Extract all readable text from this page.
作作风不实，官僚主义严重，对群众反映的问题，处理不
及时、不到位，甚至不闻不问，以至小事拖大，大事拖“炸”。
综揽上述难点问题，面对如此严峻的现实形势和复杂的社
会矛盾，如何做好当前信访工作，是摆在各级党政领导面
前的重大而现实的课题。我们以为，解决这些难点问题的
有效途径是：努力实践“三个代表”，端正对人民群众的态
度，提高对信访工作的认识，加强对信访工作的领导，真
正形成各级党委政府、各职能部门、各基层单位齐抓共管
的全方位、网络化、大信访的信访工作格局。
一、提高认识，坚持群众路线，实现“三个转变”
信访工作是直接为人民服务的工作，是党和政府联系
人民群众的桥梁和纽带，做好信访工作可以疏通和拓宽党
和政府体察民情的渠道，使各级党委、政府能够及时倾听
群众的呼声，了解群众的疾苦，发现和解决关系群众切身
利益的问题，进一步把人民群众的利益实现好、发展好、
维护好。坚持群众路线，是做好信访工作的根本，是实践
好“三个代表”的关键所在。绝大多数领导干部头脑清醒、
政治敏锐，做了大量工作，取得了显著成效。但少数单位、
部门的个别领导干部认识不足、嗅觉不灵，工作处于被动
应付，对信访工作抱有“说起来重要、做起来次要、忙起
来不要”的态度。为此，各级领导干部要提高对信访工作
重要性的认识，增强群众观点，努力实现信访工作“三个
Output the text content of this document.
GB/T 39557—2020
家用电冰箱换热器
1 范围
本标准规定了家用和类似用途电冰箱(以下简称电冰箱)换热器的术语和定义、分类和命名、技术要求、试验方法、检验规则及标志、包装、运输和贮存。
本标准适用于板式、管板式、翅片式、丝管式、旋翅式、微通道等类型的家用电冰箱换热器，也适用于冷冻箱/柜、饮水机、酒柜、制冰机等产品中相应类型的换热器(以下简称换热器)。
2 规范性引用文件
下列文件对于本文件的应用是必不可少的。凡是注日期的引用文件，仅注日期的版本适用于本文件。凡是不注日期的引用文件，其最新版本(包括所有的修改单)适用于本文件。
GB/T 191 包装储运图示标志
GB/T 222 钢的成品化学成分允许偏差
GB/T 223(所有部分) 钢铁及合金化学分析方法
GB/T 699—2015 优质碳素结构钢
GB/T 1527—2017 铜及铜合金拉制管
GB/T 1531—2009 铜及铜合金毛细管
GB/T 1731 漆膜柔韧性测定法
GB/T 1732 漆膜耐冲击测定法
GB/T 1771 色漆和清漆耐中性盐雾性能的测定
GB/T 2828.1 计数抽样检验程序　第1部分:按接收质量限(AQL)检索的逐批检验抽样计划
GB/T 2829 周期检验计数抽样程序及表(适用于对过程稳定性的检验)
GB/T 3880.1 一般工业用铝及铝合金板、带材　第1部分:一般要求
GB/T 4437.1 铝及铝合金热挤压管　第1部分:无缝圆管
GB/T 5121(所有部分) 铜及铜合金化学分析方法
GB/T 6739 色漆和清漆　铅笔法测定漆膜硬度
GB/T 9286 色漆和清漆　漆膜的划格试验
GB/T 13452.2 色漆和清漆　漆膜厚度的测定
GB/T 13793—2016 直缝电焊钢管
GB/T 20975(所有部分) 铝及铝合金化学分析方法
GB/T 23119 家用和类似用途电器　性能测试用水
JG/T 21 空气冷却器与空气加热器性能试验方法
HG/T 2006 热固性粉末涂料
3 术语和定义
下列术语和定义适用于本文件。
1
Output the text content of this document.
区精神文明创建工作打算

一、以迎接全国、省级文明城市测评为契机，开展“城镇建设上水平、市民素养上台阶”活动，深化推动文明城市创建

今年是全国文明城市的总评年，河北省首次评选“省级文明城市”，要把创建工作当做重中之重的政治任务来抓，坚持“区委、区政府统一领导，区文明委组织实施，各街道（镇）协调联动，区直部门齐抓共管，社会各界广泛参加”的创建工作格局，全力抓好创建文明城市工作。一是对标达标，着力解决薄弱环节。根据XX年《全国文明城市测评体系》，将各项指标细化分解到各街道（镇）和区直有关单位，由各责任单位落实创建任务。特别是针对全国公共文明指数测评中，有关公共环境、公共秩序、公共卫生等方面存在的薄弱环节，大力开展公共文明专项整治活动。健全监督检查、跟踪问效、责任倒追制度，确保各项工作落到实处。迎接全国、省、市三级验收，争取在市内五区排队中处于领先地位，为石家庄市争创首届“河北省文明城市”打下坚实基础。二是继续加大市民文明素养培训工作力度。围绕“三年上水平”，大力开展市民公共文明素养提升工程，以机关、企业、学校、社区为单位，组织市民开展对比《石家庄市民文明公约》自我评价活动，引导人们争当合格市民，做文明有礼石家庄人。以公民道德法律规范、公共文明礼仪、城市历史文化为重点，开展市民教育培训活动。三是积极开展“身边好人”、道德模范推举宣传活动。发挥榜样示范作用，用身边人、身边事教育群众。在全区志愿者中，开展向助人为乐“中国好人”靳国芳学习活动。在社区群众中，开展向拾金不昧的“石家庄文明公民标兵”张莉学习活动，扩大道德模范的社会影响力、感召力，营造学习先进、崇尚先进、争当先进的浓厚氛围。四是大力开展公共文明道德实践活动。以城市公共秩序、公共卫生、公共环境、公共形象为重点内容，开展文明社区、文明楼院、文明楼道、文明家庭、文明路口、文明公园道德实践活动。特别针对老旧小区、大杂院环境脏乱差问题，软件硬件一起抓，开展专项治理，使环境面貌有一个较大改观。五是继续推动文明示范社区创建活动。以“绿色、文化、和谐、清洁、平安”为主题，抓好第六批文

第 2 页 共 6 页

.....

GOAL
Each entry must be reproduced verbatim.

TASK ANSWER
Extract all readable text from this page.
作作风不实，官僚主义严重，对群众反映的问题，处理不
及时、不到位，甚至不闻不问，以至小事拖大，大事拖“炸”。
综揽上述难点问题，面对如此严峻的现实形势和复杂的社
会矛盾，如何做好当前信访工作，是摆在各级党政领导面
前的重大而现实的课题。我们以为，解决这些难点问题的
有效途径是：努力实践“三个代表”，端正对人民群众的态
度，提高对信访工作的认识，加强对信访工作的领导，真
正形成各级党委政府、各职能部门、各基层单位齐抓共管
的全方位、网络化、大信访的信访工作格局。
一、提高认识，坚持群众路线，实现“三个转变”
信访工作是直接为人民服务的工作，是党和政府联系
人民群众的桥梁和纽带，做好信访工作可以疏通和拓宽党
和政府体察民情的渠道，使各级党委、政府能够及时倾听
群众的呼声，了解群众的疾苦，发现和解决关系群众切身
利益的问题，进一步把人民群众的利益实现好、发展好、
维护好。坚持群众路线，是做好信访工作的根本，是实践
好“三个代表”的关键所在。绝大多数领导干部头脑清醒、
政治敏锐，做了大量工作，取得了显著成效。但少数单位、
部门的个别领导干部认识不足、嗅觉不灵，工作处于被动
应付，对信访工作抱有“说起来重要、做起来次要、忙起
来不要”的态度。为此，各级领导干部要提高对信访工作
重要性的认识，增强群众观点，努力实现信访工作“三个
Output the text content of this document.
GB/T 39557—2020
家用电冰箱换热器
1 范围
本标准规定了家用和类似用途电冰箱(以下简称电冰箱)换热器的术语和定义、分类和命名、技术要求、试验方法、检验规则及标志、包装、运输和贮存。
本标准适用于板式、管板式、翅片式、丝管式、旋翅式、微通道等类型的家用电冰箱换热器，也适用于冷冻箱/柜、饮水机、酒柜、制冰机等产品中相应类型的换热器(以下简称换热器)。
2 规范性引用文件
下列文件对于本文件的应用是必不可少的。凡是注日期的引用文件，仅注日期的版本适用于本文件。凡是不注日期的引用文件，其最新版本(包括所有的修改单)适用于本文件。
GB/T 191 包装储运图示标志
GB/T 222 钢的成品化学成分允许偏差
GB/T 223(所有部分) 钢铁及合金化学分析方法
GB/T 699—2015 优质碳素结构钢
GB/T 1527—2017 铜及铜合金拉制管
GB/T 1531—2009 铜及铜合金毛细管
GB/T 1731 漆膜柔韧性测定法
GB/T 1732 漆膜耐冲击测定法
GB/T 1771 色漆和清漆耐中性盐雾性能的测定
GB/T 2828.1 计数抽样检验程序　第1部分:按接收质量限(AQL)检索的逐批检验抽样计划
GB/T 2829 周期检验计数抽样程序及表(适用于对过程稳定性的检验)
GB/T 3880.1 一般工业用铝及铝合金板、带材　第1部分:一般要求
GB/T 4437.1 铝及铝合金热挤压管　第1部分:无缝圆管
GB/T 5121(所有部分) 铜及铜合金化学分析方法
GB/T 6739 色漆和清漆　铅笔法测定漆膜硬度
GB/T 9286 色漆和清漆　漆膜的划格试验
GB/T 13452.2 色漆和清漆　漆膜厚度的测定
GB/T 13793—2016 直缝电焊钢管
GB/T 20975(所有部分) 铝及铝合金化学分析方法
GB/T 23119 家用和类似用途电器　性能测试用水
JG/T 21 空气冷却器与空气加热器性能试验方法
HG/T 2006 热固性粉末涂料
3 术语和定义
下列术语和定义适用于本文件。
1
Output the text content of this document.
区精神文明创建工作打算

一、以迎接全国、省级文明城市测评为契机，开展“城镇建设上水平、市民素养上台阶”活动，深化推动文明城市创建

今年是全国文明城市的总评年，河北省首次评选“省级文明城市”，要把创建工作当做重中之重的政治任务来抓，坚持“区委、区政府统一领导，区文明委组织实施，各街道（镇）协调联动，区直部门齐抓共管，社会各界广泛参加”的创建工作格局，全力抓好创建文明城市工作。一是对标达标，着力解决薄弱环节。根据XX年《全国文明城市测评体系》，将各项指标细化分解到各街道（镇）和区直有关单位，由各责任单位落实创建任务。特别是针对全国公共文明指数测评中，有关公共环境、公共秩序、公共卫生等方面存在的薄弱环节，大力开展公共文明专项整治活动。健全监督检查、跟踪问效、责任倒追制度，确保各项工作落到实处。迎接全国、省、市三级验收，争取在市内五区排队中处于领先地位，为石家庄市争创首届“河北省文明城市”打下坚实基础。二是继续加大市民文明素养培训工作力度。围绕“三年上水平”，大力开展市民公共文明素养提升工程，以机关、企业、学校、社区为单位，组织市民开展对比《石家庄市民文明公约》自我评价活动，引导人们争当合格市民，做文明有礼石家庄人。以公民道德法律规范、公共文明礼仪、城市历史文化为重点，开展市民教育培训活动。三是积极开展“身边好人”、道德模范推举宣传活动。发挥榜样示范作用，用身边人、身边事教育群众。在全区志愿者中，开展向助人为乐“中国好人”靳国芳学习活动。在社区群众中，开展向拾金不昧的“石家庄文明公民标兵”张莉学习活动，扩大道德模范的社会影响力、感召力，营造学习先进、崇尚先进、争当先进的浓厚氛围。四是大力开展公共文明道德实践活动。以城市公共秩序、公共卫生、公共环境、公共形象为重点内容，开展文明社区、文明楼院、文明楼道、文明家庭、文明路口、文明公园道德实践活动。特别针对老旧小区、大杂院环境脏乱差问题，软件硬件一起抓，开展专项治理，使环境面貌有一个较大改观。五是继续推动文明示范社区创建活动。以“绿色、文化、和谐、清洁、平安”为主题，抓好第六批文

第 2 页 共 6 页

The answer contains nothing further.